_Task requirements_.
Each line that includes the word "Clerical" counts once; give the total and nothing more.

(Saved entries)
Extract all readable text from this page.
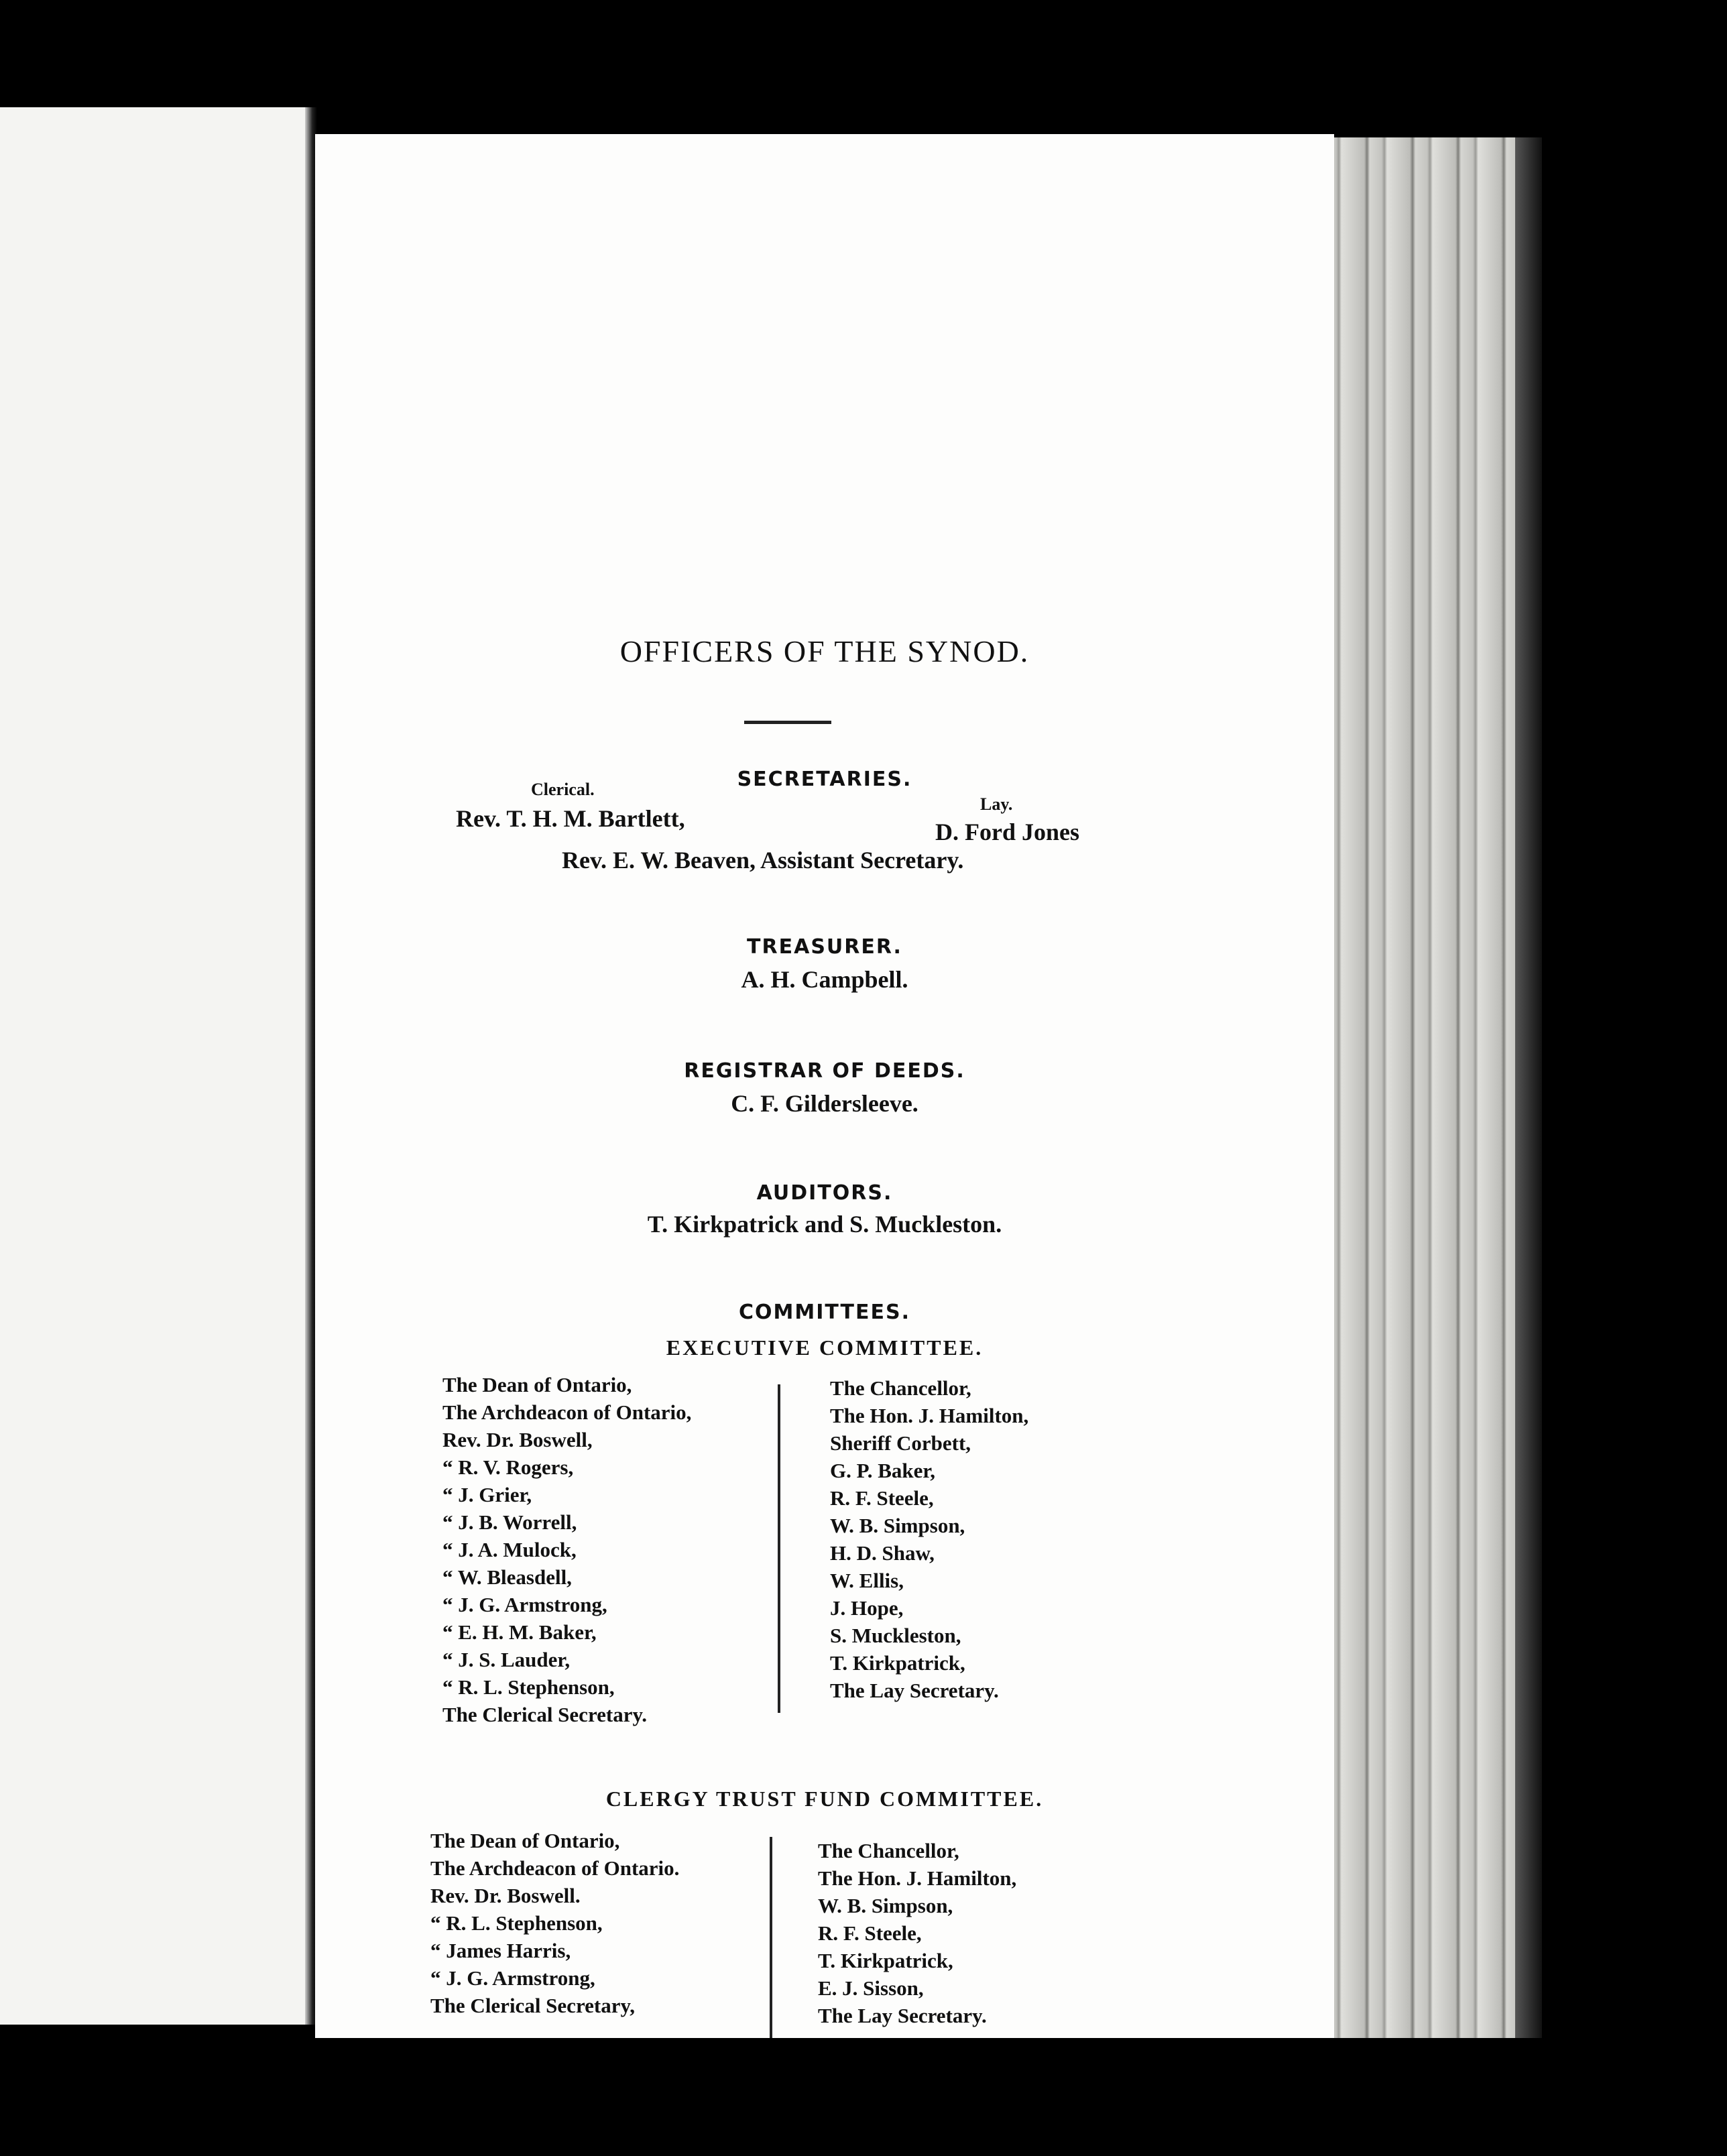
OFFICERS OF THE SYNOD.
SECRETARIES.
Clerical.
Lay.
Rev. T. H. M. Bartlett,	D. Ford Jones
Rev. E. W. Beaven, Assistant Secretary.
TREASURER.
A. H. Campbell.
REGISTRAR OF DEEDS.
C. F. Gildersleeve.
AUDITORS.
T. Kirkpatrick and S. Muckleston.
COMMITTEES.
EXECUTIVE COMMITTEE.
The Dean of Ontario,
The Archdeacon of Ontario,
Rev. Dr. Boswell,
“ R. V. Rogers,
“ J. Grier,
“ J. B. Worrell,
“ J. A. Mulock,
“ W. Bleasdell,
“ J. G. Armstrong,
“ E. H. M. Baker,
“ J. S. Lauder,
“ R. L. Stephenson,
The Clerical Secretary.
The Chancellor,
The Hon. J. Hamilton,
Sheriff Corbett,
G. P. Baker,
R. F. Steele,
W. B. Simpson,
H. D. Shaw,
W. Ellis,
J. Hope,
S. Muckleston,
T. Kirkpatrick,
The Lay Secretary.
CLERGY TRUST FUND COMMITTEE.
The Dean of Ontario,
The Archdeacon of Ontario.
Rev. Dr. Boswell.
“ R. L. Stephenson,
“ James Harris,
“ J. G. Armstrong,
The Clerical Secretary,
The Chancellor,
The Hon. J. Hamilton,
W. B. Simpson,
R. F. Steele,
T. Kirkpatrick,
E. J. Sisson,
The Lay Secretary.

_Exercise answer_.
3